Dataset extract
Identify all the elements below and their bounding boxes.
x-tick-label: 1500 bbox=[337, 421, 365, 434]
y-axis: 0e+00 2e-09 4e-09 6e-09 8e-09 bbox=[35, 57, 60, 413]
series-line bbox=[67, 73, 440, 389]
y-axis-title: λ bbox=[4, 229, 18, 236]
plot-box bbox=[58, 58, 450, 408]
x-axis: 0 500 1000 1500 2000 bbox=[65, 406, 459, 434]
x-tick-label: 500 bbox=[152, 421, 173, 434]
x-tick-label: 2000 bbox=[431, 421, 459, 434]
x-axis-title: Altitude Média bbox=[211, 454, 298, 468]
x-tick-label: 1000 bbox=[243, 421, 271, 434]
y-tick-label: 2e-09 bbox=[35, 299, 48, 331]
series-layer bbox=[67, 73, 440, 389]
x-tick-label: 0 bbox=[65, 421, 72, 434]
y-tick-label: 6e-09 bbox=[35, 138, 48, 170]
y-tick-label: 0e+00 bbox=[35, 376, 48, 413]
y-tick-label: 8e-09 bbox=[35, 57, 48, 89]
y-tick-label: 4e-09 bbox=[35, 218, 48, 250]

Work to be completed
Copy the listing above line for line, with no changes.

Solution for this exercise
Identify all the elements below and their bounding boxes.
x-tick-label: 1500 bbox=[337, 421, 365, 434]
y-axis: 0e+00 2e-09 4e-09 6e-09 8e-09 bbox=[35, 57, 60, 413]
series-line bbox=[67, 73, 440, 389]
y-axis-title: λ bbox=[4, 229, 18, 236]
plot-box bbox=[58, 58, 450, 408]
x-axis: 0 500 1000 1500 2000 bbox=[65, 406, 459, 434]
x-tick-label: 500 bbox=[152, 421, 173, 434]
x-tick-label: 2000 bbox=[431, 421, 459, 434]
x-axis-title: Altitude Média bbox=[211, 454, 298, 468]
x-tick-label: 1000 bbox=[243, 421, 271, 434]
y-tick-label: 2e-09 bbox=[35, 299, 48, 331]
series-layer bbox=[67, 73, 440, 389]
x-tick-label: 0 bbox=[65, 421, 72, 434]
y-tick-label: 6e-09 bbox=[35, 138, 48, 170]
y-tick-label: 0e+00 bbox=[35, 376, 48, 413]
y-tick-label: 8e-09 bbox=[35, 57, 48, 89]
y-tick-label: 4e-09 bbox=[35, 218, 48, 250]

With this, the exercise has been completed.